Upson replicated objects that expose the fragility of American life. Living in San Bernadino, California, Upson was only too familiar with the environmental and societal dangers that encroached everyday life, whether it be wildfires, earthquakes, droughts, rampant crimes or the simple dangers of American consumerism. Over a prolific twenty year career Upson created a language of doubling, taking objects from everyday life and highlighting the psychology that accompanied them. In this exhibition, cast parts of cut down trees stand boldly yet vulnerable and their rings become evocations of time cut short. The trees were originally planted outside her home but had to be cut down to avoid wildfires, thus their beautiful frames stand in this exhibition as victims of their environment and as symbols of danger.

In Ackroyd’s delicate surrealist drawings the body commingles with urban infrastructure to explore the contemporary experiences of femininity in urban space. Femininity is suggested but fragmented as collective and personal memories cling to the surface of her works as the body subtly merges with its environment. For example, in Untitled, 2020, fishnets become a fence around a belly button that is locked into the expectations around its gender while maintaining a sensuousness provided by the soft strokes of the pastel.

**EXERCISE DIRECTIONS:**
Resume the exhibition text on Upson and Ackroyd from where it stops. The data after this exhibition text is not needed.

**COLLECTED DATA:**

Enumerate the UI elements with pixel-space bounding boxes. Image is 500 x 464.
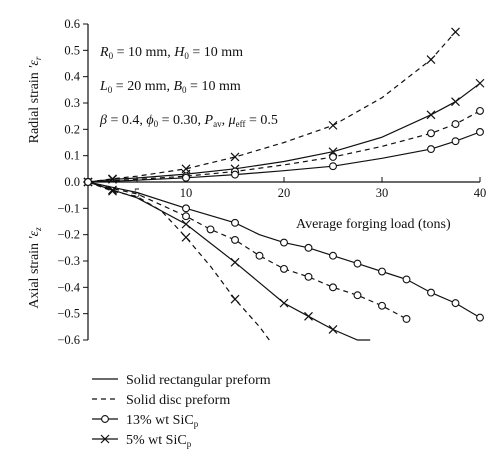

**RESULT OF THIS EXERCISE:**
There is a challenging physicality to the process of making of works in this show, whether it be casting, weaving, or drawing. A pioneering artist Bucher began exploring the relationship between gender and space by applying latex to spaces that were of larger cultural significance and with great physical effort, peeling the latex from buildings creating skin-textured replicas called ‘Raumhauts’ or ‘room skins’, a process that was simultaneously intricate and forceful. With this act she subverted the undercurrent of social and gender roles that played out in the spaces and made permanent as an artwork a memory or evidence of the walls and architecture that defined it. In Switzerland women only gained the right to vote in 1973 and thus her deeply feminist pieces hang with the heavy weight of a time of suppression of her gender. The skin-like texture of the work brings to the mind-eye a vision of the body and draws into focus the relationship between spaces that define psychologies and the body itself.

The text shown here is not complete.